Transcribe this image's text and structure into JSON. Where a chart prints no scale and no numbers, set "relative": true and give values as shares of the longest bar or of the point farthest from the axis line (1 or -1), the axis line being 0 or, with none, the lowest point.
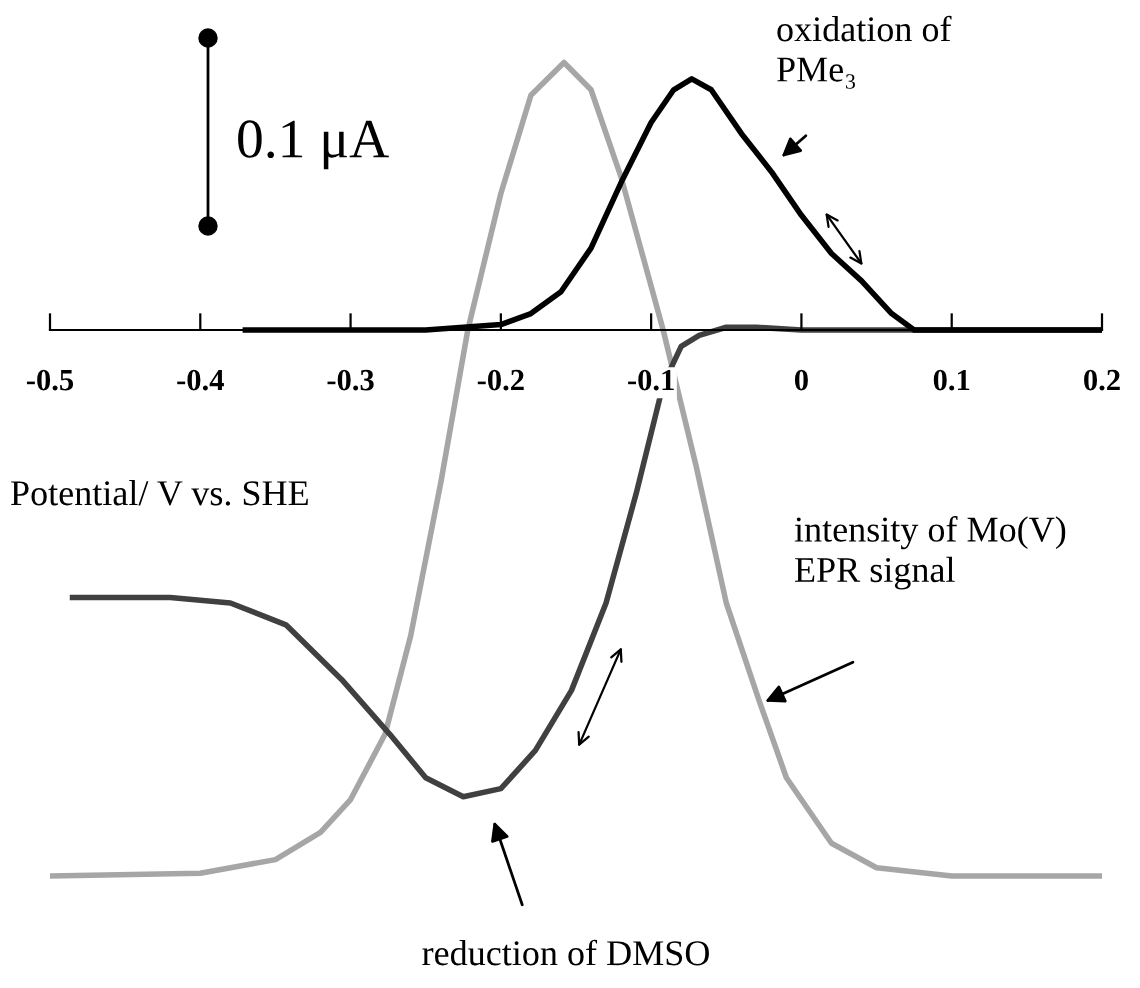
{
  "chart_data": {
    "type": "line",
    "relative": true,
    "xlabel": "Potential/ V vs. SHE",
    "xlim": [
      -0.5,
      0.2
    ],
    "xticks": [
      -0.5,
      -0.4,
      -0.3,
      -0.2,
      -0.1,
      0,
      0.1,
      0.2
    ],
    "grid": false,
    "legend": false,
    "marker": "none",
    "line_style": "solid",
    "tick_labels": "x",
    "series": [
      {
        "color": "#a6a6a6",
        "x": [
          -0.5,
          -0.4,
          -0.35,
          -0.32,
          -0.3,
          -0.277,
          -0.26,
          -0.24,
          -0.222,
          -0.2,
          -0.18,
          -0.158,
          -0.14,
          -0.12,
          -0.1,
          -0.092,
          -0.07,
          -0.05,
          -0.028,
          -0.01,
          0.02,
          0.05,
          0.1,
          0.2
        ],
        "values": [
          -1,
          -0.995,
          -0.97,
          -0.92,
          -0.86,
          -0.74,
          -0.56,
          -0.28,
          0,
          0.25,
          0.43,
          0.49,
          0.44,
          0.28,
          0.08,
          0,
          -0.25,
          -0.5,
          -0.68,
          -0.82,
          -0.94,
          -0.985,
          -1,
          -1
        ]
      },
      {
        "color": "#404040",
        "x": [
          -0.485,
          -0.42,
          -0.38,
          -0.343,
          -0.306,
          -0.274,
          -0.25,
          -0.225,
          -0.2,
          -0.177,
          -0.153,
          -0.13,
          -0.11,
          -0.092,
          -0.08,
          -0.068,
          -0.05,
          -0.03,
          0,
          0.2
        ],
        "values": [
          -0.49,
          -0.49,
          -0.5,
          -0.54,
          -0.64,
          -0.74,
          -0.82,
          -0.855,
          -0.84,
          -0.77,
          -0.66,
          -0.5,
          -0.3,
          -0.1,
          -0.03,
          -0.01,
          0.005,
          0.005,
          0,
          0
        ]
      },
      {
        "color": "#000000",
        "x": [
          -0.37,
          -0.25,
          -0.2,
          -0.18,
          -0.16,
          -0.14,
          -0.12,
          -0.1,
          -0.085,
          -0.073,
          -0.06,
          -0.04,
          -0.02,
          0,
          0.02,
          0.04,
          0.06,
          0.075,
          0.2
        ],
        "values": [
          0,
          0,
          0.01,
          0.03,
          0.07,
          0.15,
          0.27,
          0.38,
          0.44,
          0.46,
          0.44,
          0.36,
          0.29,
          0.21,
          0.14,
          0.09,
          0.03,
          0,
          0
        ]
      }
    ],
    "annotations": [
      "0.1 μA",
      {
        "text": "oxidation of\nPMe₃",
        "x": -0.016,
        "y": 0.31
      },
      "intensity of Mo(V)\nEPR signal",
      "reduction of DMSO"
    ]
  }
}
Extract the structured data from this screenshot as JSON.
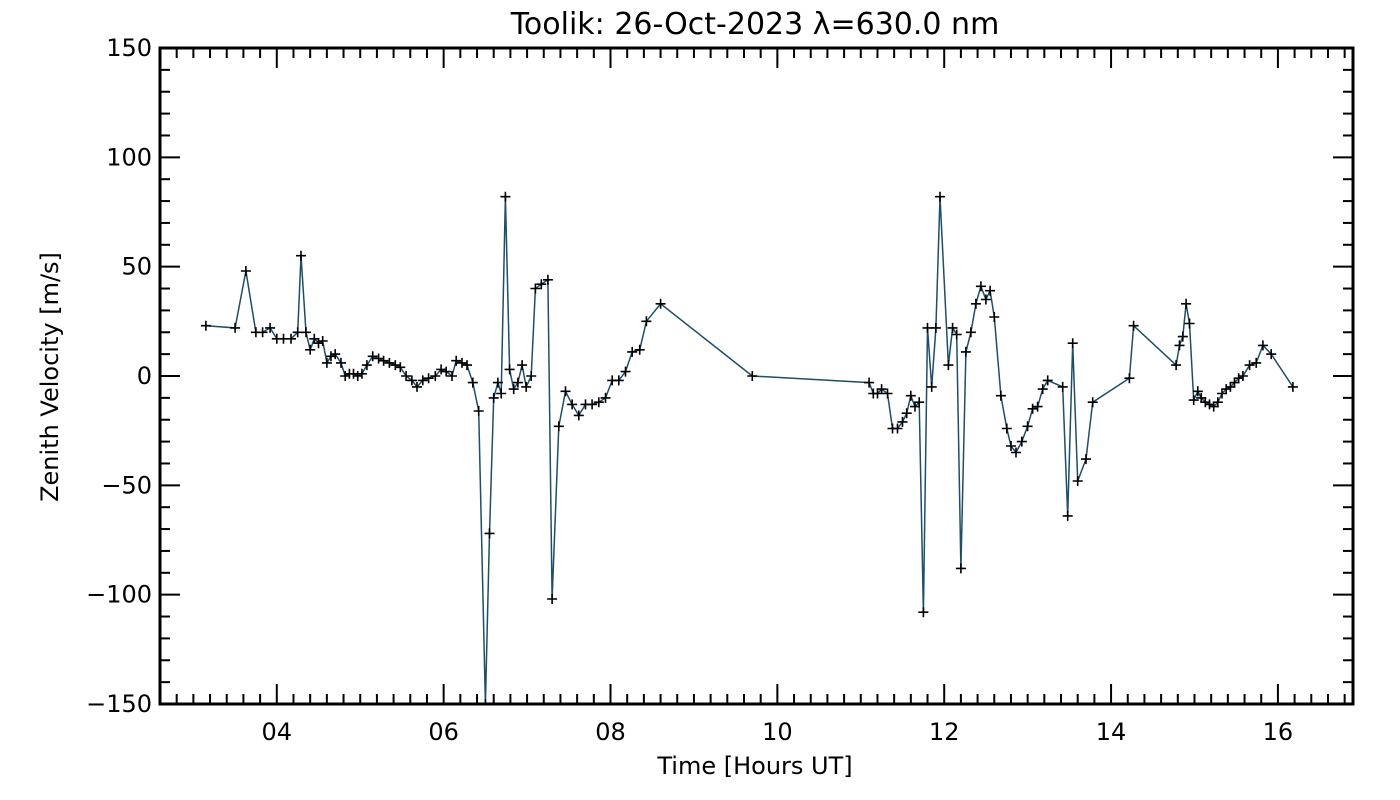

*Challenge*:
Pull out all lines in the data above that include "text".

*Answer for this exercise*:
Transcribe this image's text and structure into JSON. Where a chart prints no scale and no numbers, set "relative": true and give values as shares of the longest bar or of the point farthest from the axis line (1 or -1), the axis line being 0 or, with none, the lowest point.
        "text": "oxidation of\nPMe₃",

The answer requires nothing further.